== RAW RECORDS ==

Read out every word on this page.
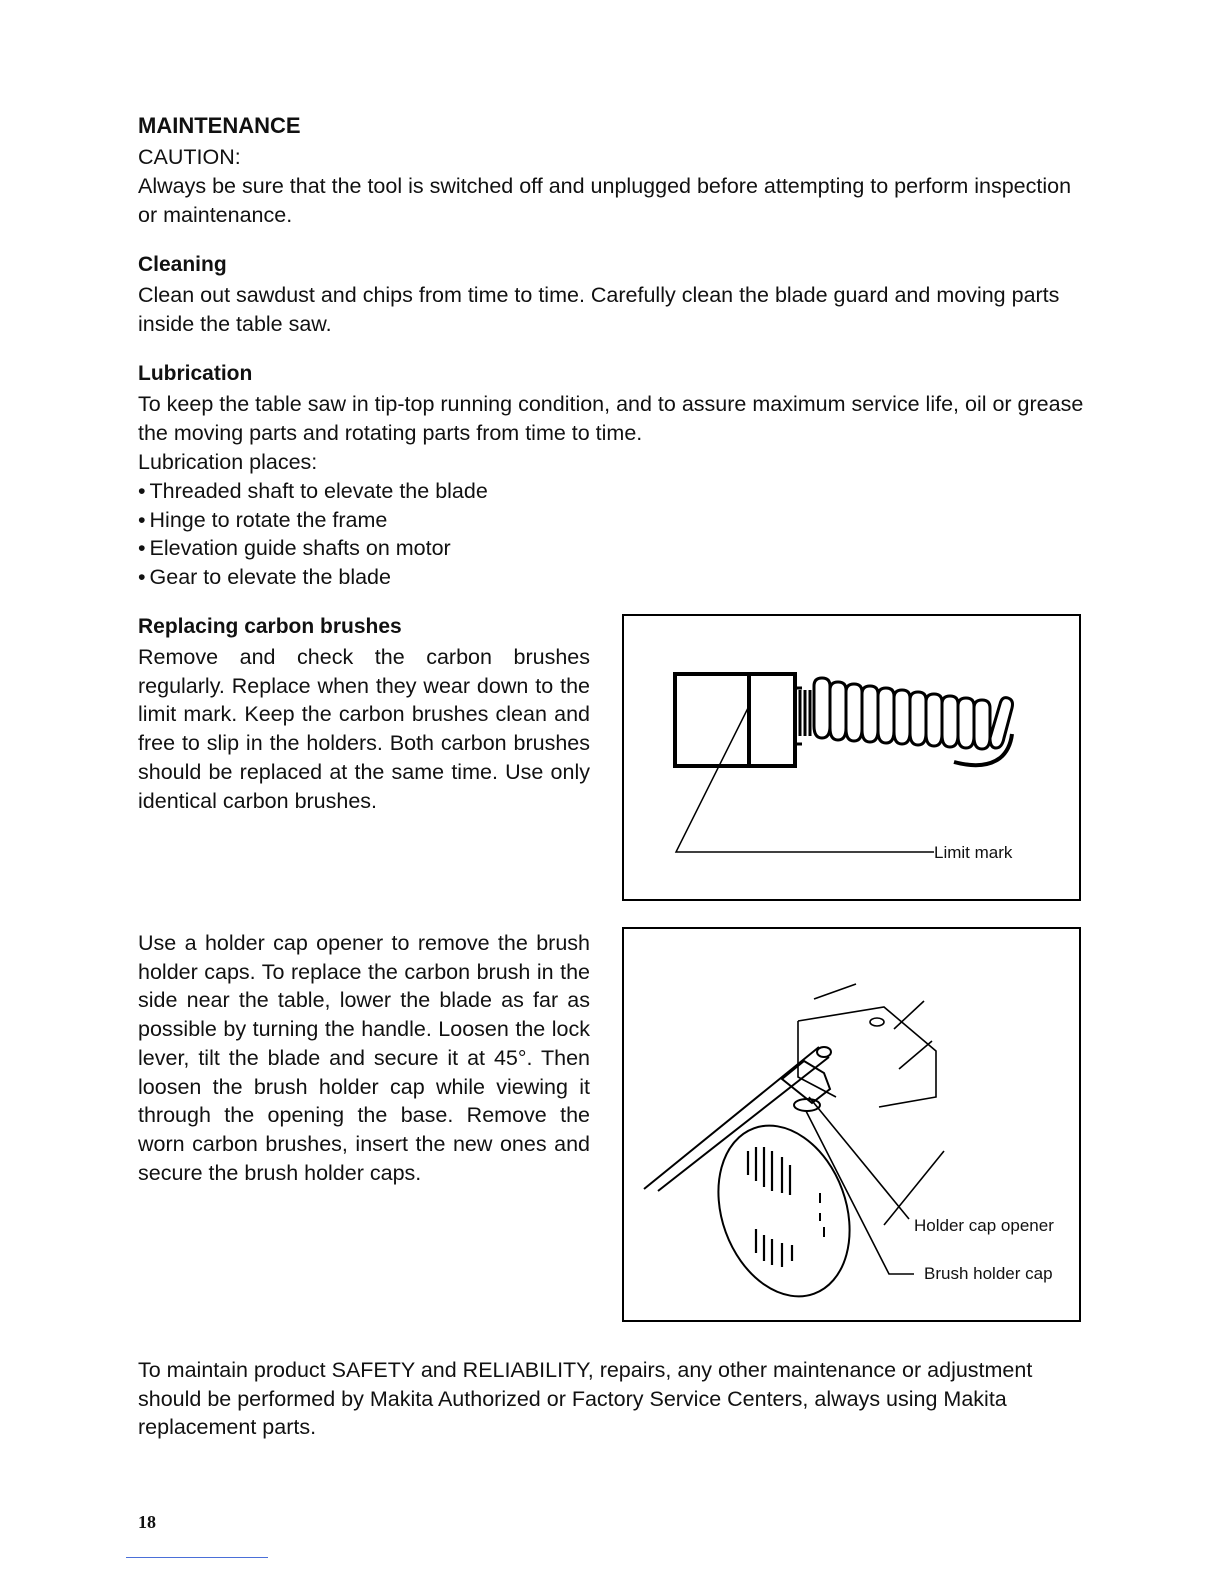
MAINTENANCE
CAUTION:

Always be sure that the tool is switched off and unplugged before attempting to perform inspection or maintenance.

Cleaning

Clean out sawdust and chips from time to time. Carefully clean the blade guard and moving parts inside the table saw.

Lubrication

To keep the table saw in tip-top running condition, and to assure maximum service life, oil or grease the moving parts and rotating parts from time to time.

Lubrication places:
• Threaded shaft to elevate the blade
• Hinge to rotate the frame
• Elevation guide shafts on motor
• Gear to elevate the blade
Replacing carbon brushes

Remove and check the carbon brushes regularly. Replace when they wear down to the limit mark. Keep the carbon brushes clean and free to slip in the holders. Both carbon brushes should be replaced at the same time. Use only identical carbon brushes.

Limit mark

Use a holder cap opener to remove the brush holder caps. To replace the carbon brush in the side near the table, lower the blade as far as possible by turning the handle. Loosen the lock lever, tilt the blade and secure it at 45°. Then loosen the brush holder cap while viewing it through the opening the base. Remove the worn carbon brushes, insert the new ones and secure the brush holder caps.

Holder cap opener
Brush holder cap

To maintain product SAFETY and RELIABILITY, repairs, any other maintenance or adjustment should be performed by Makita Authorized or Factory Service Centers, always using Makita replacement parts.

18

===

● SHORT TASK:
In the records above, find each line holding "time" and copy it.

● TASK SOLUTION:
Clean out sawdust and chips from time to time. Carefully clean the blade guard and moving parts inside the table saw.
To keep the table saw in tip-top running condition, and to assure maximum service life, oil or grease the moving parts and rotating parts from time to time.
Remove and check the carbon brushes regularly. Replace when they wear down to the limit mark. Keep the carbon brushes clean and free to slip in the holders. Both carbon brushes should be replaced at the same time. Use only identical carbon brushes.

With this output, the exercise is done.